▶ PROBLEM STATEMENT
Return every record verbatim.
---
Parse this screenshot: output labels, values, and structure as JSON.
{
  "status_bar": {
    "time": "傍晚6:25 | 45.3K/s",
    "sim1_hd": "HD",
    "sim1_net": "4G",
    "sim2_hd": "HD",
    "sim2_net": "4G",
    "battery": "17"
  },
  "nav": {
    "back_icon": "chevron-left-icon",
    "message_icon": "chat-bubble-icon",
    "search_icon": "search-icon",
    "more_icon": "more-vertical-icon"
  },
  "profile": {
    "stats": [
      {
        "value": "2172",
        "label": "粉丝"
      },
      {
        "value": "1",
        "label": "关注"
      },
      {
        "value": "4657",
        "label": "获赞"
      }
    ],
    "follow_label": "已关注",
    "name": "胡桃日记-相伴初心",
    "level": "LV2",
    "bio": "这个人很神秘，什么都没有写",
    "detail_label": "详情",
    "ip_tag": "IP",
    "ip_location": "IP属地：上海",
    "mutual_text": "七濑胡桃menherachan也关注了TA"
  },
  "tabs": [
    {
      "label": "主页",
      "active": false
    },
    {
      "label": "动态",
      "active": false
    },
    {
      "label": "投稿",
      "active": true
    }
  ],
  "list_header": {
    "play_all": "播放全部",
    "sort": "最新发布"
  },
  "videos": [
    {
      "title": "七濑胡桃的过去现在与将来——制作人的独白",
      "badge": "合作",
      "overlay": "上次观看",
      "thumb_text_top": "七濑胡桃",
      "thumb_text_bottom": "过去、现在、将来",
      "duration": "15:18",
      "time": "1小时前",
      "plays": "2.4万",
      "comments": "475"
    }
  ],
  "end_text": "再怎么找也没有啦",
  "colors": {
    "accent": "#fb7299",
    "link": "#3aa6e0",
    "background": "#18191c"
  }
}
---
▶ WORKED SOLUTION
Parse this screenshot: output labels, values, and structure as JSON.
{
  "status_bar": {
    "time": "傍晚6:25 | 45.3K/s",
    "sim1_hd": "HD",
    "sim1_net": "4G",
    "sim2_hd": "HD",
    "sim2_net": "4G",
    "battery": "17"
  },
  "nav": {
    "back_icon": "chevron-left-icon",
    "message_icon": "chat-bubble-icon",
    "search_icon": "search-icon",
    "more_icon": "more-vertical-icon"
  },
  "profile": {
    "stats": [
      {
        "value": "2172",
        "label": "粉丝"
      },
      {
        "value": "1",
        "label": "关注"
      },
      {
        "value": "4657",
        "label": "获赞"
      }
    ],
    "follow_label": "已关注",
    "name": "胡桃日记-相伴初心",
    "level": "LV2",
    "bio": "这个人很神秘，什么都没有写",
    "detail_label": "详情",
    "ip_tag": "IP",
    "ip_location": "IP属地：上海",
    "mutual_text": "七濑胡桃menherachan也关注了TA"
  },
  "tabs": [
    {
      "label": "主页",
      "active": false
    },
    {
      "label": "动态",
      "active": false
    },
    {
      "label": "投稿",
      "active": true
    }
  ],
  "list_header": {
    "play_all": "播放全部",
    "sort": "最新发布"
  },
  "videos": [
    {
      "title": "七濑胡桃的过去现在与将来——制作人的独白",
      "badge": "合作",
      "overlay": "上次观看",
      "thumb_text_top": "七濑胡桃",
      "thumb_text_bottom": "过去、现在、将来",
      "duration": "15:18",
      "time": "1小时前",
      "plays": "2.4万",
      "comments": "475"
    }
  ],
  "end_text": "再怎么找也没有啦",
  "colors": {
    "accent": "#fb7299",
    "link": "#3aa6e0",
    "background": "#18191c"
  }
}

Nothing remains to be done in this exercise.